> **GIVEN TASK**
Collect each line holding the string "Your".
>> start
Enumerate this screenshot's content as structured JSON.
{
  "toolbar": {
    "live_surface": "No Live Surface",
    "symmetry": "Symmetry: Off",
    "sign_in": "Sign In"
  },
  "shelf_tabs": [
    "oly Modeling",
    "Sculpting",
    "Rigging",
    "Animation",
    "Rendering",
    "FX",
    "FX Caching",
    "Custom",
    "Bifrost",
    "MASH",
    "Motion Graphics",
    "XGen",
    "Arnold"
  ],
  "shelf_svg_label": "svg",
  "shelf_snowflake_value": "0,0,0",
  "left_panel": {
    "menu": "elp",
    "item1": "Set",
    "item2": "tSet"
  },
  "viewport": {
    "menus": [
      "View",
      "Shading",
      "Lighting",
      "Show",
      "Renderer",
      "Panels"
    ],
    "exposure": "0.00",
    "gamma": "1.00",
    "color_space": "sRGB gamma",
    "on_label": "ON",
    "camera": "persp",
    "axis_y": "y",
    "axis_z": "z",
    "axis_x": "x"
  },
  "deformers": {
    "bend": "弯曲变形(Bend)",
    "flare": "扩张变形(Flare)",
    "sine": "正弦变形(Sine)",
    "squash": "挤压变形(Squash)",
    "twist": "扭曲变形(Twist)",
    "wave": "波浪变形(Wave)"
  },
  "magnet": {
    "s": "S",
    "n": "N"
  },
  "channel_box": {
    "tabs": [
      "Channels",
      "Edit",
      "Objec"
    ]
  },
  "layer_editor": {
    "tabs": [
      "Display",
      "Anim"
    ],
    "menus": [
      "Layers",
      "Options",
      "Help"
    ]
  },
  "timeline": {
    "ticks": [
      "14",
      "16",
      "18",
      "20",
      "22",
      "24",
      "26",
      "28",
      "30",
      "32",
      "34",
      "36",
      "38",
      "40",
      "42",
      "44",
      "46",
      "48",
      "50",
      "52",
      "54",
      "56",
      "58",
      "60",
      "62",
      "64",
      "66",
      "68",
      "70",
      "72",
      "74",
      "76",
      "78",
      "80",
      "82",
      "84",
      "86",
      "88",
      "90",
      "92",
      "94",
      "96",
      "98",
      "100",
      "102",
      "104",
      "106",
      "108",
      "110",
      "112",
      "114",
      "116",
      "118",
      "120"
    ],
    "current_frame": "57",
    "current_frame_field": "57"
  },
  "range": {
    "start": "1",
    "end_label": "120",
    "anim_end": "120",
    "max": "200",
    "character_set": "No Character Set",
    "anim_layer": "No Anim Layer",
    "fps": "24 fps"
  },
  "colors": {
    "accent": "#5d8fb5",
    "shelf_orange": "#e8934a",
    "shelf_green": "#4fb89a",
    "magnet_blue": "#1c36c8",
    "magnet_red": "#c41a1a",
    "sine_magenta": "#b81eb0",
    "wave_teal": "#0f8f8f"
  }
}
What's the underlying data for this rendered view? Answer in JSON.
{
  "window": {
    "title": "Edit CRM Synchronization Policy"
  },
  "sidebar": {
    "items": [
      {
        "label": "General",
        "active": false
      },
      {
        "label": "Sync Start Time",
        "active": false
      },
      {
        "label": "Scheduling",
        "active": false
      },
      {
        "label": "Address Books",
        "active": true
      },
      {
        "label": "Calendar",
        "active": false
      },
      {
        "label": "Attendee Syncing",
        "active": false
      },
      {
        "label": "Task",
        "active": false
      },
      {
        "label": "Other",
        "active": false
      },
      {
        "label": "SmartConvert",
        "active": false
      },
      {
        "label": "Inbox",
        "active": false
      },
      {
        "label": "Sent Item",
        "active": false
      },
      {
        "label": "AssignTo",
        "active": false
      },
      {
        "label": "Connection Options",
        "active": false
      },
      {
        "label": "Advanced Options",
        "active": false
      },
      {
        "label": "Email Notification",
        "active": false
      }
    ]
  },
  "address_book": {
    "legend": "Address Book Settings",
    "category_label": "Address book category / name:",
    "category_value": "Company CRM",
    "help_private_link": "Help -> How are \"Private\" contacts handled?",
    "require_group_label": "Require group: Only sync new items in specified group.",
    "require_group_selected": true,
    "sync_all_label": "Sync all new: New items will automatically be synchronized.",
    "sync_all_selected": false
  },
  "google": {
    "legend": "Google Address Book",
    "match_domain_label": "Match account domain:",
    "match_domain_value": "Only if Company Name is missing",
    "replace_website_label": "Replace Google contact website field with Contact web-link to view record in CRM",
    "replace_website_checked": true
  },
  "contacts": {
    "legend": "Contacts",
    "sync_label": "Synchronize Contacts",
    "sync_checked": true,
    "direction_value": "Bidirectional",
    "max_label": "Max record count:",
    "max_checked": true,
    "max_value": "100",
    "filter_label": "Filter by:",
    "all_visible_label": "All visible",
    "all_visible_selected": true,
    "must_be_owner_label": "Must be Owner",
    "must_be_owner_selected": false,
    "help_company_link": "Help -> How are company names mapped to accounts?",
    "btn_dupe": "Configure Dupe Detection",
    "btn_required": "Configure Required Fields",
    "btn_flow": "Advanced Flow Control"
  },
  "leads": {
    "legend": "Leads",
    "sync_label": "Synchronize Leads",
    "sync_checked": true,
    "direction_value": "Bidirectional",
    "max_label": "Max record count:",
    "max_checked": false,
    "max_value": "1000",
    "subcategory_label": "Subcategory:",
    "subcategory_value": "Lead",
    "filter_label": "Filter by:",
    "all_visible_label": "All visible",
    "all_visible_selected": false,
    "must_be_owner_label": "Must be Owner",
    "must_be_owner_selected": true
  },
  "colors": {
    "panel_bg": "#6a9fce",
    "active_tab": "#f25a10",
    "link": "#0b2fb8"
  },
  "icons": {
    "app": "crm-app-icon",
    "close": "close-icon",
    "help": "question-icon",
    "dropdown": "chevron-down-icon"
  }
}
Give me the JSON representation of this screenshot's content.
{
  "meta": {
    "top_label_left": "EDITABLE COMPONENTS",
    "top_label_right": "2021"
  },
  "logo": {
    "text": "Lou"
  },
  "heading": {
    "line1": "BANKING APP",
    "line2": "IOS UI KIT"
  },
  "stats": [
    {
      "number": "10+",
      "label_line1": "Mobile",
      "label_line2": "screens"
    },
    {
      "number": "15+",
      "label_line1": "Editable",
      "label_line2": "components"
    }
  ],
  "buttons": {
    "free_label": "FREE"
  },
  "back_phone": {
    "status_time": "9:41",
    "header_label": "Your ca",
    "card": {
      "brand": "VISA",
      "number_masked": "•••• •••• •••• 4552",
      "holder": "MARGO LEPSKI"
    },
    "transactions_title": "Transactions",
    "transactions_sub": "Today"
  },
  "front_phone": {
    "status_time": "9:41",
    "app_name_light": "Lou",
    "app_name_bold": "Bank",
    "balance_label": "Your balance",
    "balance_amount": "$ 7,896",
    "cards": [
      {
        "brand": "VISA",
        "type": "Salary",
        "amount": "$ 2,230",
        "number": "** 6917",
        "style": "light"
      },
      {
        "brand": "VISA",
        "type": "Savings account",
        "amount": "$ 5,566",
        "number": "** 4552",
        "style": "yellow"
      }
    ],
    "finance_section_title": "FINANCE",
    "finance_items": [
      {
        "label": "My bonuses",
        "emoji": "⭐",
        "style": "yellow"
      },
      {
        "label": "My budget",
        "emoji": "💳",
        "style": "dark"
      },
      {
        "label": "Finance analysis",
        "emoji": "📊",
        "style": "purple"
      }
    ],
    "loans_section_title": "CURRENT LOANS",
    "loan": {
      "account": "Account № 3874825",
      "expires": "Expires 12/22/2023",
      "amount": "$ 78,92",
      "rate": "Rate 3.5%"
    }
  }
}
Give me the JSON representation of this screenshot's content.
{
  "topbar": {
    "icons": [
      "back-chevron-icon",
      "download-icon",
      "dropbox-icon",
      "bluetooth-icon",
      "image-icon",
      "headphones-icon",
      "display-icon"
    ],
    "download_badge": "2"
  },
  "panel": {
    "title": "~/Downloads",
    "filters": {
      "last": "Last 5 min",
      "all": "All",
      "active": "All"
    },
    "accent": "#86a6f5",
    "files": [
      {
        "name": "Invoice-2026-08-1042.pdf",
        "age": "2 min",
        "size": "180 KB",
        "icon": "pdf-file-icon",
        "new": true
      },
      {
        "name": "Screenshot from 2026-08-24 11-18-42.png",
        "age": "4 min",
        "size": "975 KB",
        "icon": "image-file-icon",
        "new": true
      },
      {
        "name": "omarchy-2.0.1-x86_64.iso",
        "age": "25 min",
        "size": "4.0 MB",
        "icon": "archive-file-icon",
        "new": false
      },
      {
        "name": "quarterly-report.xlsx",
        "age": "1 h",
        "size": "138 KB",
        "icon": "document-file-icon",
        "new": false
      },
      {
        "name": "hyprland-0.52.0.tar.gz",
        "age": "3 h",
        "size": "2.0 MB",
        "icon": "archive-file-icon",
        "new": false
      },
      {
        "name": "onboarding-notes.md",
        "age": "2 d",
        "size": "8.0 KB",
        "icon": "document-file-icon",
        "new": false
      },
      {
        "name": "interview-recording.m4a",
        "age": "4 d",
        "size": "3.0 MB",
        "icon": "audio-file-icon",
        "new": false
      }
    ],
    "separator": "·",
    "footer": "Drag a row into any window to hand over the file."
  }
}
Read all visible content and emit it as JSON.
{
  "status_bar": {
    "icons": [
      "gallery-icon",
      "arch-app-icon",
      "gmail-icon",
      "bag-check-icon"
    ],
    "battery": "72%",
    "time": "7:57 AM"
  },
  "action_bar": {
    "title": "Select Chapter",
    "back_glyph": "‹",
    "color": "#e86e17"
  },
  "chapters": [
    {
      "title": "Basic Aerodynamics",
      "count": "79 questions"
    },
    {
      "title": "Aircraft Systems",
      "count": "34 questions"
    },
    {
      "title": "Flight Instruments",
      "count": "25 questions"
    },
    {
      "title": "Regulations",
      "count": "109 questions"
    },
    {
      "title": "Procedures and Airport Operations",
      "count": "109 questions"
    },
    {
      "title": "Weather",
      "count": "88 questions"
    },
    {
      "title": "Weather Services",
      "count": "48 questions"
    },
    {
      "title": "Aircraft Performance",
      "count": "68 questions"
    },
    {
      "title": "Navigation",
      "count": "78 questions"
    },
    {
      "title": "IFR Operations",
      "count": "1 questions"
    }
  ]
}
>> end
> **SOLUTION**
    "header_label": "Your ca",
    "balance_label": "Your balance",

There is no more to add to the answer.